▶ [WHAT THIS TASK INVOLVES]:
Locate each line below that contains the string "coordinates", treating uppercase and lowercase as distinct, and copy every such line.
◇ ◇ ◇ ◇ ◇
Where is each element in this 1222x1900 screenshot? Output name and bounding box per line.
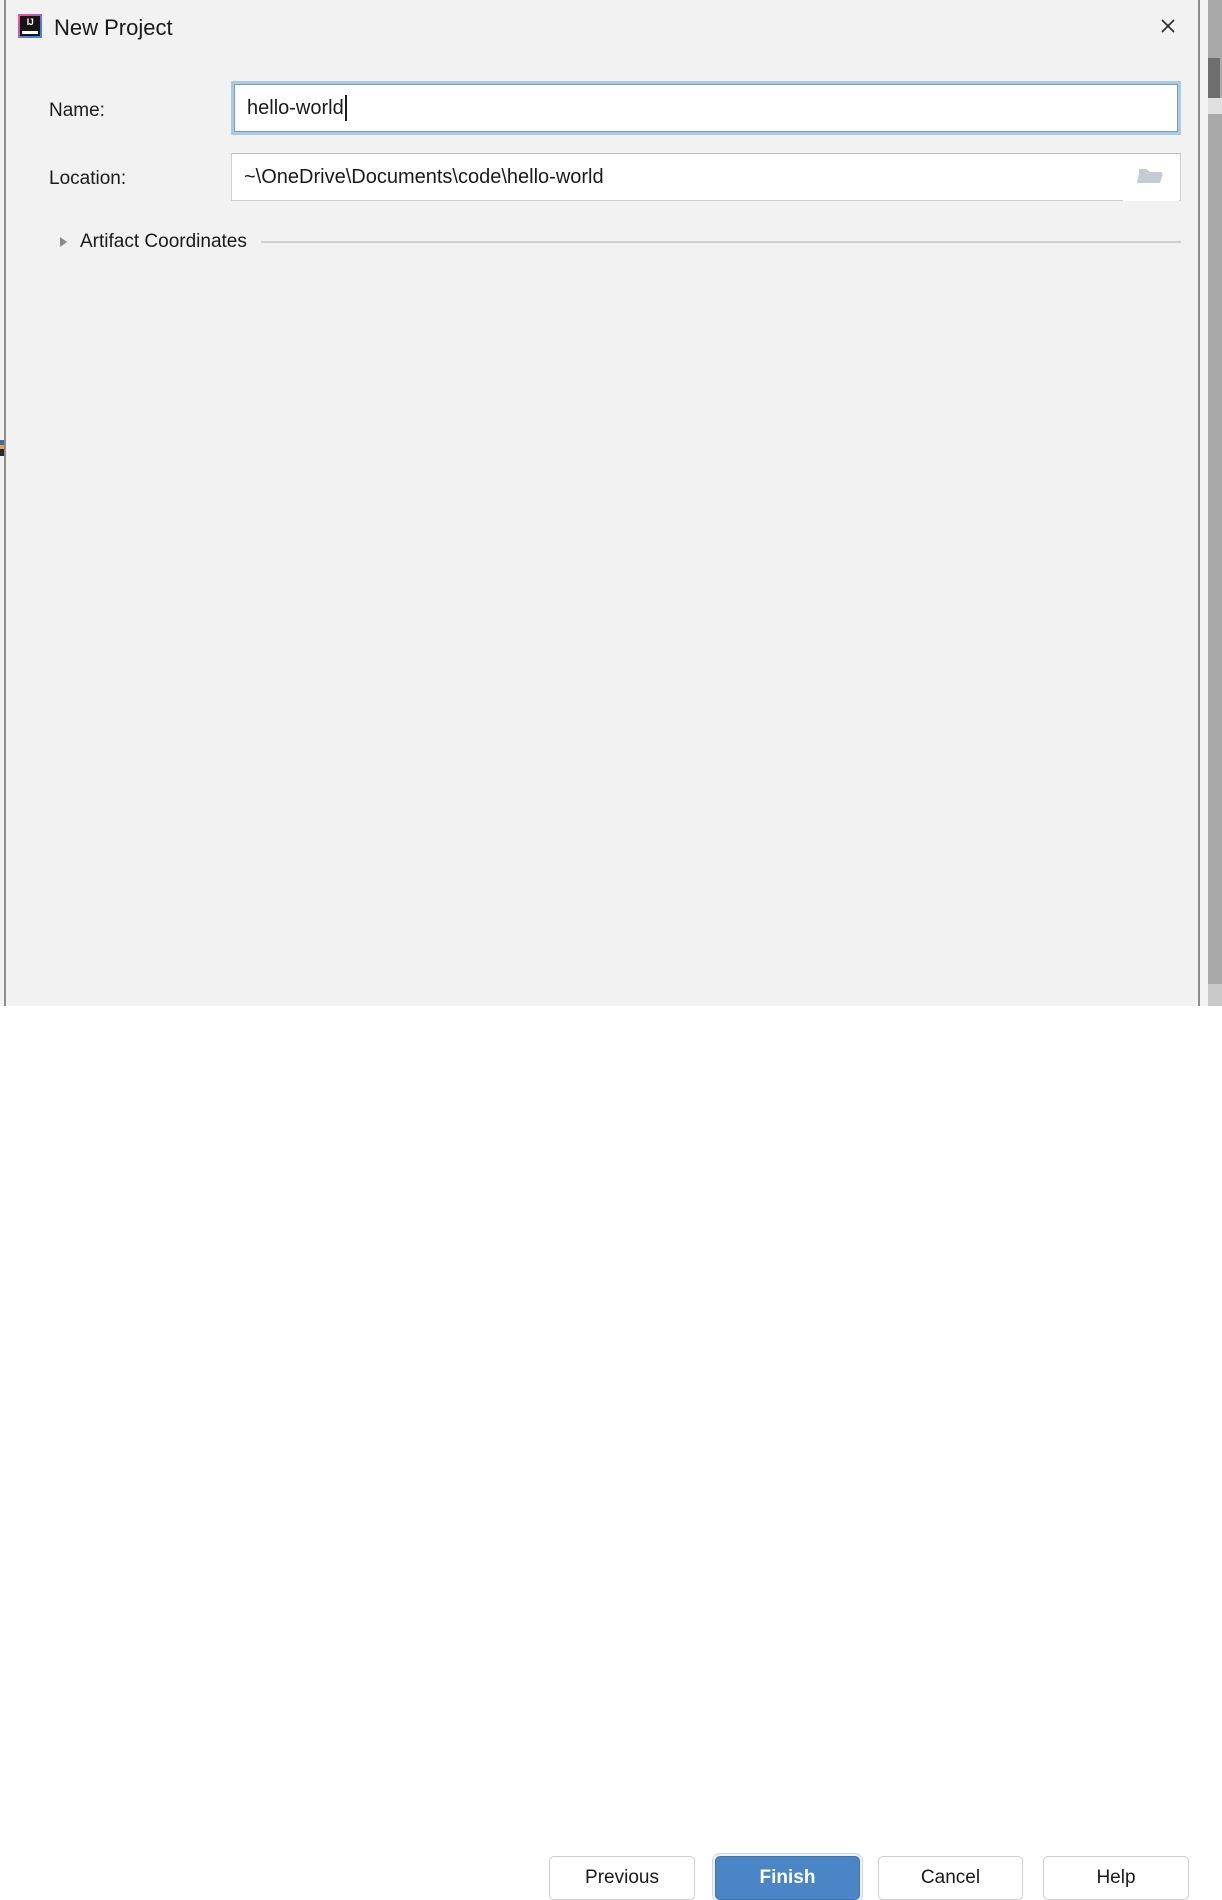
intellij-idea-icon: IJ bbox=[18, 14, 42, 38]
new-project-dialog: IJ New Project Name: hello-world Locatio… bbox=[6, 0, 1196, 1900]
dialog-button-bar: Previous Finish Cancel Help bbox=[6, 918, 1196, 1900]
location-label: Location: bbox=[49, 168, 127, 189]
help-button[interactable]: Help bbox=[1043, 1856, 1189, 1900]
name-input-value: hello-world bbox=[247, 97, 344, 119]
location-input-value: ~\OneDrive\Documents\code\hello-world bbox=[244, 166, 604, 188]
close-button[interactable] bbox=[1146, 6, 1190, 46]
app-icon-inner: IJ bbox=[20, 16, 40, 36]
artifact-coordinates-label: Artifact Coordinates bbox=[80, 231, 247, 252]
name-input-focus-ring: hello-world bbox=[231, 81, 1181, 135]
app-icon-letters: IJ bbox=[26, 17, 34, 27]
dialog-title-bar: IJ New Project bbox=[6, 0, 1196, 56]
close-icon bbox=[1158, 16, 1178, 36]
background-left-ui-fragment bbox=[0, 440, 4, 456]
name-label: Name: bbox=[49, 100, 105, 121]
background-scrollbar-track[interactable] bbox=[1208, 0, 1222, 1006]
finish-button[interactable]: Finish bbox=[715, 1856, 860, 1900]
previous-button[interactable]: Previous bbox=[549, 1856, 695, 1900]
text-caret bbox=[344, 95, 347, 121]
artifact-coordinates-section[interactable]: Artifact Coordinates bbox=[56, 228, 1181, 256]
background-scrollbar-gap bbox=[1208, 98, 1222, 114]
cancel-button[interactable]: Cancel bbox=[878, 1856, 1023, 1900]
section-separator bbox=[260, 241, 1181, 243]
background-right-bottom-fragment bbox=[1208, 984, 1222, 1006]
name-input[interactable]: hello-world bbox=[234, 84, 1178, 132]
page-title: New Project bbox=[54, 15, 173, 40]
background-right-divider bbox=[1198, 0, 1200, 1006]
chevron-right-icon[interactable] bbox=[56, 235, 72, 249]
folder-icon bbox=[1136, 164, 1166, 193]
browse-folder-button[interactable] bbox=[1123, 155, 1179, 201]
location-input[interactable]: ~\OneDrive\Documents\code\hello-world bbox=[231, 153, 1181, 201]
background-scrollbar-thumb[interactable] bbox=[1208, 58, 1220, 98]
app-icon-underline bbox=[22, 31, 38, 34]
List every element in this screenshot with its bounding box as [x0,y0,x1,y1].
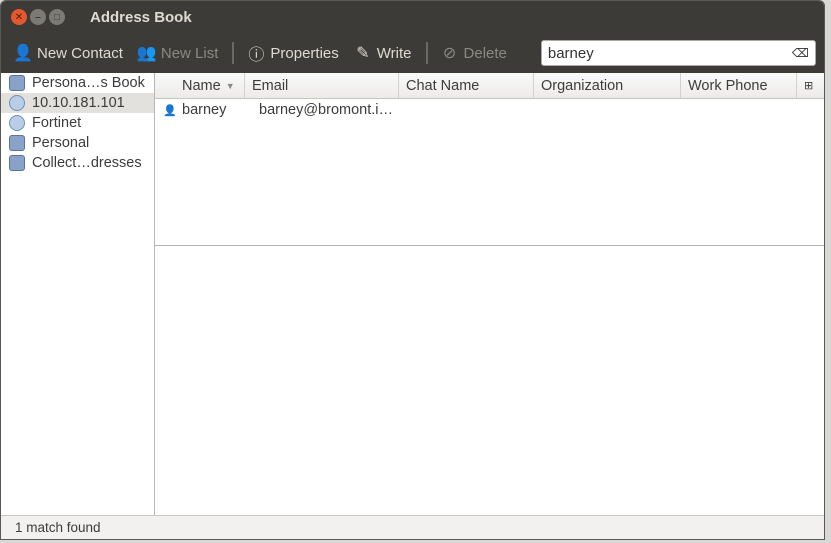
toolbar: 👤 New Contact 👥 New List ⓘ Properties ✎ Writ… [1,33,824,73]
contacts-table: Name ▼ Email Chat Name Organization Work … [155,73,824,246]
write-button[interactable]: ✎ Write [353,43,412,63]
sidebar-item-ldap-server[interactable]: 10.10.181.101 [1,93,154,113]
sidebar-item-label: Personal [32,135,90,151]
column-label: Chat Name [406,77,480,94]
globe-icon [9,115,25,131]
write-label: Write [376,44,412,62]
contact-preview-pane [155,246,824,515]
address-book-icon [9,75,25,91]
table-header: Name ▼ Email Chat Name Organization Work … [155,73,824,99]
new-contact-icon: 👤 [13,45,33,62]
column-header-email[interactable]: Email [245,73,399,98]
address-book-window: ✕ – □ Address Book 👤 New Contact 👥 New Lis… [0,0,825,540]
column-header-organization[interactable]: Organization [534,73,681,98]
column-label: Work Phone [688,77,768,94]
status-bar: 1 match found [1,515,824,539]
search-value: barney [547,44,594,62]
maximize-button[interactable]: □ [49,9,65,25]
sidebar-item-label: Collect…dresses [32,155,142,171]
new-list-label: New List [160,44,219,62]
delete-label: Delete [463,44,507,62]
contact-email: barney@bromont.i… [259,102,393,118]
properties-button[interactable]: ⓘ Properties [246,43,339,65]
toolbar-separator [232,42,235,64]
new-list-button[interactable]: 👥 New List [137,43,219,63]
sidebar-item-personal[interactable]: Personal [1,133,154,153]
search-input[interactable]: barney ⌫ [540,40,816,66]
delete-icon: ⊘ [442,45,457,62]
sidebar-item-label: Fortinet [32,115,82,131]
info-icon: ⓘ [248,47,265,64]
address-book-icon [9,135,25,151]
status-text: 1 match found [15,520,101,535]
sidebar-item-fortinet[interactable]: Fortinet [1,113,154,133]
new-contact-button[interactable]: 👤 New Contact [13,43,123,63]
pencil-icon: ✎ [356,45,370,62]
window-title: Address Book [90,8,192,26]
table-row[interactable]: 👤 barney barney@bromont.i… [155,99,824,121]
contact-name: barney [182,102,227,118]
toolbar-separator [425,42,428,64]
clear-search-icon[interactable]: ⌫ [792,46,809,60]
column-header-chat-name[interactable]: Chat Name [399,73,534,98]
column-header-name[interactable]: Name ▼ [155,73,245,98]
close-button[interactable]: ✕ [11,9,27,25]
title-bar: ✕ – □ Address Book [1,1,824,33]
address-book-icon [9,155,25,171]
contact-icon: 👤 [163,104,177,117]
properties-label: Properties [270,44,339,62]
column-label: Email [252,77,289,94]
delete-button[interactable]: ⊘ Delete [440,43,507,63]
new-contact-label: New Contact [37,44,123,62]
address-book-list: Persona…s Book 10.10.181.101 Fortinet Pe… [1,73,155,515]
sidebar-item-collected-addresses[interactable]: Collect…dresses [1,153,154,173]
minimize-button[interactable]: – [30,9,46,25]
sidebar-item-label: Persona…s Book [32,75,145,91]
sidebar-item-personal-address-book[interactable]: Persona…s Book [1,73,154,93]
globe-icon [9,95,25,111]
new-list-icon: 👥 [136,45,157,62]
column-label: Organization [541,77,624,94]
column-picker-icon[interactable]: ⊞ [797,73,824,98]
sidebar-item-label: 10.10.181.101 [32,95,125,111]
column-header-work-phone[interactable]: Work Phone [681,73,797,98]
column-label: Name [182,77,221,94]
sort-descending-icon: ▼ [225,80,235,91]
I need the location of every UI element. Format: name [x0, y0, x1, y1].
◇ ◇ ◇ ◇ ◇
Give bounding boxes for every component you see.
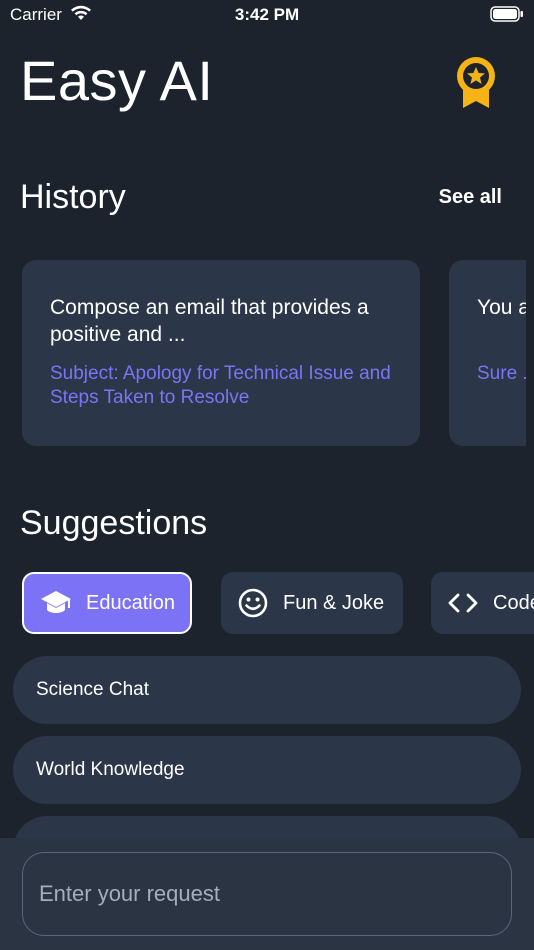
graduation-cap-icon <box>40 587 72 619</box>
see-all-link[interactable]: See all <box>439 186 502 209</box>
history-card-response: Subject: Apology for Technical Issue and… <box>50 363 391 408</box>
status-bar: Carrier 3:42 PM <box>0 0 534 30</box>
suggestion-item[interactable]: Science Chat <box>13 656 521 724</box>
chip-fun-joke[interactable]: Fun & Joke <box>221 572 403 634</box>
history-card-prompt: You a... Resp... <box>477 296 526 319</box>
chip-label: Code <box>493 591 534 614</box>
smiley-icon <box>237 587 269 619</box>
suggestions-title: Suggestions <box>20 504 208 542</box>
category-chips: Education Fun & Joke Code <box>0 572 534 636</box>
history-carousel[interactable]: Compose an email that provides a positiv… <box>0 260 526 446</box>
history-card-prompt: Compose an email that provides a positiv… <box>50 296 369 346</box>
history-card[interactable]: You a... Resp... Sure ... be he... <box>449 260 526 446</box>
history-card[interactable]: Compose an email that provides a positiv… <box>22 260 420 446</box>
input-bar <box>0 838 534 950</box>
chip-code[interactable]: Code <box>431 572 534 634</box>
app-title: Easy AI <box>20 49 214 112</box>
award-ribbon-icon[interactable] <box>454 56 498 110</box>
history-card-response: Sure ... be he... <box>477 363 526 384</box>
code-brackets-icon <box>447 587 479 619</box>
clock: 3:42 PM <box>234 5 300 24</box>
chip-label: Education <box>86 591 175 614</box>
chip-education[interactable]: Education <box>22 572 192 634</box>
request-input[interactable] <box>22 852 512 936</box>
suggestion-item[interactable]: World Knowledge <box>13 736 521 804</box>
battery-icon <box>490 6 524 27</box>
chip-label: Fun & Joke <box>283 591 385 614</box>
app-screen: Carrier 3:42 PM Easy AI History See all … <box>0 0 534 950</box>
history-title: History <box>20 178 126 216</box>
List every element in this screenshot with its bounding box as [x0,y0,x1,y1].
◇ ◇ ◇ ◇ ◇
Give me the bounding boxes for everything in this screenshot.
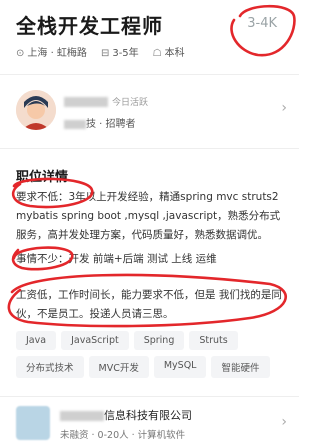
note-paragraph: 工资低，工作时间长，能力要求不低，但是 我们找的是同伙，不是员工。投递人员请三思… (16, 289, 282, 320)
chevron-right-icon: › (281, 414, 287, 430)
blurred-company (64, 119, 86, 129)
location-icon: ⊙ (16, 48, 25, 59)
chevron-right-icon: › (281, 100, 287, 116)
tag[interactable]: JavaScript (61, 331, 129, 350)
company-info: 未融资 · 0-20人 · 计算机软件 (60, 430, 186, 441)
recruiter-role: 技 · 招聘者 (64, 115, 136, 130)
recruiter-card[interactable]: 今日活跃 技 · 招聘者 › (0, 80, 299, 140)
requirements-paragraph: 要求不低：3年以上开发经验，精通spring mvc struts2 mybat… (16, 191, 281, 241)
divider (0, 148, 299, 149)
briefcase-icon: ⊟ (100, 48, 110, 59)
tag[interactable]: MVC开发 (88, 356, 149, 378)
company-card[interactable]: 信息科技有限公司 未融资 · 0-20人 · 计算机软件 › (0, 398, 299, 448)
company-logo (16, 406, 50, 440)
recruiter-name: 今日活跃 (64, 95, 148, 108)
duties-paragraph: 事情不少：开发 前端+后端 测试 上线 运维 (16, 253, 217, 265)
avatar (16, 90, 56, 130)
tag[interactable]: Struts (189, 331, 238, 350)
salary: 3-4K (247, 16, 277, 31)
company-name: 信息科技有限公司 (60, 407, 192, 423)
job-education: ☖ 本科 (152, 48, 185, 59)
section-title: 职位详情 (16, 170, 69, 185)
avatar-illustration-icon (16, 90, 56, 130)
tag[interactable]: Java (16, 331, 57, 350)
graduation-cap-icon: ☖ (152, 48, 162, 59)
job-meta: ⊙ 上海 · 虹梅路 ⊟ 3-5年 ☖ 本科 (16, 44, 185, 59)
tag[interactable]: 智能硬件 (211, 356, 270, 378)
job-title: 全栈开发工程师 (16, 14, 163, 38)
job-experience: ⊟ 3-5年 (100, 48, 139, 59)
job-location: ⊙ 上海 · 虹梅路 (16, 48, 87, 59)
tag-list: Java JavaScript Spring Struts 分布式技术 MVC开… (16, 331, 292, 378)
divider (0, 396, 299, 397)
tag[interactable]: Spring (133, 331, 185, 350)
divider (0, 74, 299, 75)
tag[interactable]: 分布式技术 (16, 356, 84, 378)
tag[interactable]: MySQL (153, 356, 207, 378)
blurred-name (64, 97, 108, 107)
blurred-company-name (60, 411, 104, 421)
◇ ◇ ◇ ◇ ◇
▶ [EXERCISE RESPONSE]:
artifact-coordinates-label: Artifact Coordinates bbox=[80, 231, 247, 252]
artifact-coordinates-section[interactable]: Artifact Coordinates bbox=[56, 228, 1181, 256]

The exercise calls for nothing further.